* [Goal of the exercise] Retype the stretch of data from its start through the line containing "hashtag-2-start[interactable]: #江西万年县委书记 (372, 76, 491, 92)", keeping every character unchanged.

[Collected data]
══════════════════════════════

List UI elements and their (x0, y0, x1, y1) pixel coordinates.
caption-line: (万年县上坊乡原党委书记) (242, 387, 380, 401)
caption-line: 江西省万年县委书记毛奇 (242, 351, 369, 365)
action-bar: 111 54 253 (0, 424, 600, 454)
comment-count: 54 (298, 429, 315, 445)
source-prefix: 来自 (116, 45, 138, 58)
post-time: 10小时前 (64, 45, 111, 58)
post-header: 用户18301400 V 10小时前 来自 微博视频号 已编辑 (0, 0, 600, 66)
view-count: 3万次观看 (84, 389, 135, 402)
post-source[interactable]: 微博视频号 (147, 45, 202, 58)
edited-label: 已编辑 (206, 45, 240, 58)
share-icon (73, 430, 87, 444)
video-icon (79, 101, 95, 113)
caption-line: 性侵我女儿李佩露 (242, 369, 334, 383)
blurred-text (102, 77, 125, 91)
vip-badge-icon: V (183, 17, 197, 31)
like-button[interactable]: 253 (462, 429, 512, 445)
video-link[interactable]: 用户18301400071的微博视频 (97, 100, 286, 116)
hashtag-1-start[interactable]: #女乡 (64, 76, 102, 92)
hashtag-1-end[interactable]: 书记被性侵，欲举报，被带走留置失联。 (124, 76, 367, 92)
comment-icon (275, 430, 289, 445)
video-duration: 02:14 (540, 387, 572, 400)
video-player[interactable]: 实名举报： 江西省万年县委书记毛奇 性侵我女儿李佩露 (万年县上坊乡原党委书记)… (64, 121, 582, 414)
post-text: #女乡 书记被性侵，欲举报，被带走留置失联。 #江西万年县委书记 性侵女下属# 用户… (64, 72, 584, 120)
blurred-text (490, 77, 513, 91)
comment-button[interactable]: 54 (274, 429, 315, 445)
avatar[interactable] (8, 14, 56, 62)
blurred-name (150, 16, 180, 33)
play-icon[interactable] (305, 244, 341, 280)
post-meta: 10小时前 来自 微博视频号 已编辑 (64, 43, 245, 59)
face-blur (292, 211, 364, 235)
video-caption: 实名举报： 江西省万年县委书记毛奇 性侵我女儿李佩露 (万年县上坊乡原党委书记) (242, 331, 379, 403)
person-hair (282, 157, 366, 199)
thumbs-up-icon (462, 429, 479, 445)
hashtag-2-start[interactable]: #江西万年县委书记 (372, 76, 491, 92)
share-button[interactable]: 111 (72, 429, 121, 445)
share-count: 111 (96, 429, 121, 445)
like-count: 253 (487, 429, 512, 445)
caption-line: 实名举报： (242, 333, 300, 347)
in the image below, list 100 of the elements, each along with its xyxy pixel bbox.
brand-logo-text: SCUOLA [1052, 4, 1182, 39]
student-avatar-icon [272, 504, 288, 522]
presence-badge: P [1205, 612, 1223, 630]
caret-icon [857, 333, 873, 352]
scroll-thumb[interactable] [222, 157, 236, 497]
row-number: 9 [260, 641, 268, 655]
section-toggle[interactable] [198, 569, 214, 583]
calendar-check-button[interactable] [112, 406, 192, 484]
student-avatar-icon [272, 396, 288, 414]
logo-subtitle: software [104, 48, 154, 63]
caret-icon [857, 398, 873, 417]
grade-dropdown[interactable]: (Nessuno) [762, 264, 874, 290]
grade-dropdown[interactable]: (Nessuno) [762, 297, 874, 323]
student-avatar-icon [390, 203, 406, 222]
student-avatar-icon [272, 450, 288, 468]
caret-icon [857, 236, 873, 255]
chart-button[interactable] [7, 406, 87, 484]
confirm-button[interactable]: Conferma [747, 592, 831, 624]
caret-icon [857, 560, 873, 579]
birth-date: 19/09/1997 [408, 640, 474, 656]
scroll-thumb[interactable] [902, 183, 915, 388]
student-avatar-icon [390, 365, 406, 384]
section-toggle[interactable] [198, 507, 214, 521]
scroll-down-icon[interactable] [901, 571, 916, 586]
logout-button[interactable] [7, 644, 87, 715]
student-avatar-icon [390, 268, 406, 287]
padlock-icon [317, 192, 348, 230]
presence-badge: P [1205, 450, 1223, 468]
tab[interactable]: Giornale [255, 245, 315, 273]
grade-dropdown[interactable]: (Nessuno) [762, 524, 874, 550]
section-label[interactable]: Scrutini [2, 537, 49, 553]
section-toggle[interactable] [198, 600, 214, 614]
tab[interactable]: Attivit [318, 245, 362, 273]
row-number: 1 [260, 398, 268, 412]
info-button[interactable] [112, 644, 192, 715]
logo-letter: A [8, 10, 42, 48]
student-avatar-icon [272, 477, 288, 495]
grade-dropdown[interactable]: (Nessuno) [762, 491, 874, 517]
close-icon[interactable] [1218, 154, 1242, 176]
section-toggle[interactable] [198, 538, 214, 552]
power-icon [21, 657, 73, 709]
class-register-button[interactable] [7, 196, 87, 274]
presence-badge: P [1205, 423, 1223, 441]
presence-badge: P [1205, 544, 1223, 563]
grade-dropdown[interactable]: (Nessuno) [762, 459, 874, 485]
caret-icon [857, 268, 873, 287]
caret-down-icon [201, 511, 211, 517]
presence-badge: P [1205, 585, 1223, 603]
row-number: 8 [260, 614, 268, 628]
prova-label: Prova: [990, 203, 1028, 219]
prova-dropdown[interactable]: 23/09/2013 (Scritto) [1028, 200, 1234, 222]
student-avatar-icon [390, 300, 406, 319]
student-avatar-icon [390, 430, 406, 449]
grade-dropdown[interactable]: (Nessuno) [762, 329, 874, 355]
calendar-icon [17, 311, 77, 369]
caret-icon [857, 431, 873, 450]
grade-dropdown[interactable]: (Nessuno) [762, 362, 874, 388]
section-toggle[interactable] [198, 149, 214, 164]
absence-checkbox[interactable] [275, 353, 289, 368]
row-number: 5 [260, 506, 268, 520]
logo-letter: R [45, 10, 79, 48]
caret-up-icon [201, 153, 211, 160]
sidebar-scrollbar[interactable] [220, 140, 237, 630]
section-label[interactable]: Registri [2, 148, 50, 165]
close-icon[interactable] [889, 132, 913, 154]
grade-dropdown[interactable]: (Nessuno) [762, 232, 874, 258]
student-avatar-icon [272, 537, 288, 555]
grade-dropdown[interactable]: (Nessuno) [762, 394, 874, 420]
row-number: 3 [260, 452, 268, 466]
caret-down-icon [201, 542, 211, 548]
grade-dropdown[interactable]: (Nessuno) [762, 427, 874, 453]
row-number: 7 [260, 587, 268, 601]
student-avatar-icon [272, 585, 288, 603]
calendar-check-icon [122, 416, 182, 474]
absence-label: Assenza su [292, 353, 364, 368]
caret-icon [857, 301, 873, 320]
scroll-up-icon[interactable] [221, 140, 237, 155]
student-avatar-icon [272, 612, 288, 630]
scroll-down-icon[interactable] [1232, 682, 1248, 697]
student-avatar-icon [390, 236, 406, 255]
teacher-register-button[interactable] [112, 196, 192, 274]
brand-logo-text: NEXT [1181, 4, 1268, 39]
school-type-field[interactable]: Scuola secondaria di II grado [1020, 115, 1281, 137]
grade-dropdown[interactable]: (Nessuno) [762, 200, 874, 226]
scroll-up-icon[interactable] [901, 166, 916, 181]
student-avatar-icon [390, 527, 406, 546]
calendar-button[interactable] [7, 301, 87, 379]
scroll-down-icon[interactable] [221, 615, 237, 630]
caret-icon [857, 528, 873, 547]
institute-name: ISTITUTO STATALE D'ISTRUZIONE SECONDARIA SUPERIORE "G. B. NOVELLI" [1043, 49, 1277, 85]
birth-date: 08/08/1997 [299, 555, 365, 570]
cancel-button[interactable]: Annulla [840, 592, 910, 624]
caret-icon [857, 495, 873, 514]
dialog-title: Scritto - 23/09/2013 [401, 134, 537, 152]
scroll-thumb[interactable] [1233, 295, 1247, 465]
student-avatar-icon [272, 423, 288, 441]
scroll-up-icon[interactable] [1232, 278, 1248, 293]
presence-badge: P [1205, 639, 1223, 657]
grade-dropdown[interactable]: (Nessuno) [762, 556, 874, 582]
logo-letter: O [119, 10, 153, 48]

══════════════════════════════

* [Output for this task]
List UI elements and their (x0, y0, x1, y1) pixel coordinates.
caption-line: (万年县上坊乡原党委书记) (242, 387, 380, 401)
caption-line: 江西省万年县委书记毛奇 (242, 351, 369, 365)
action-bar: 111 54 253 (0, 424, 600, 454)
comment-count: 54 (298, 429, 315, 445)
source-prefix: 来自 (116, 45, 138, 58)
post-time: 10小时前 (64, 45, 111, 58)
post-header: 用户18301400 V 10小时前 来自 微博视频号 已编辑 (0, 0, 600, 66)
view-count: 3万次观看 (84, 389, 135, 402)
post-source[interactable]: 微博视频号 (147, 45, 202, 58)
edited-label: 已编辑 (206, 45, 240, 58)
share-icon (73, 430, 87, 444)
video-icon (79, 101, 95, 113)
caption-line: 性侵我女儿李佩露 (242, 369, 334, 383)
blurred-text (102, 77, 125, 91)
vip-badge-icon: V (183, 17, 197, 31)
like-button[interactable]: 253 (462, 429, 512, 445)
video-link[interactable]: 用户18301400071的微博视频 (97, 100, 286, 116)
hashtag-1-start[interactable]: #女乡 (64, 76, 102, 92)
hashtag-1-end[interactable]: 书记被性侵，欲举报，被带走留置失联。 (124, 76, 367, 92)
comment-icon (275, 430, 289, 445)
video-duration: 02:14 (540, 387, 572, 400)
video-player[interactable]: 实名举报： 江西省万年县委书记毛奇 性侵我女儿李佩露 (万年县上坊乡原党委书记)… (64, 121, 582, 414)
post-text: #女乡 书记被性侵，欲举报，被带走留置失联。 #江西万年县委书记 性侵女下属# 用户… (64, 72, 584, 120)
blurred-text (490, 77, 513, 91)
comment-button[interactable]: 54 (274, 429, 315, 445)
avatar[interactable] (8, 14, 56, 62)
blurred-name (150, 16, 180, 33)
play-icon[interactable] (305, 244, 341, 280)
post-meta: 10小时前 来自 微博视频号 已编辑 (64, 43, 245, 59)
face-blur (292, 211, 364, 235)
video-caption: 实名举报： 江西省万年县委书记毛奇 性侵我女儿李佩露 (万年县上坊乡原党委书记) (242, 331, 379, 403)
person-hair (282, 157, 366, 199)
thumbs-up-icon (462, 429, 479, 445)
hashtag-2-start[interactable]: #江西万年县委书记 (372, 76, 491, 92)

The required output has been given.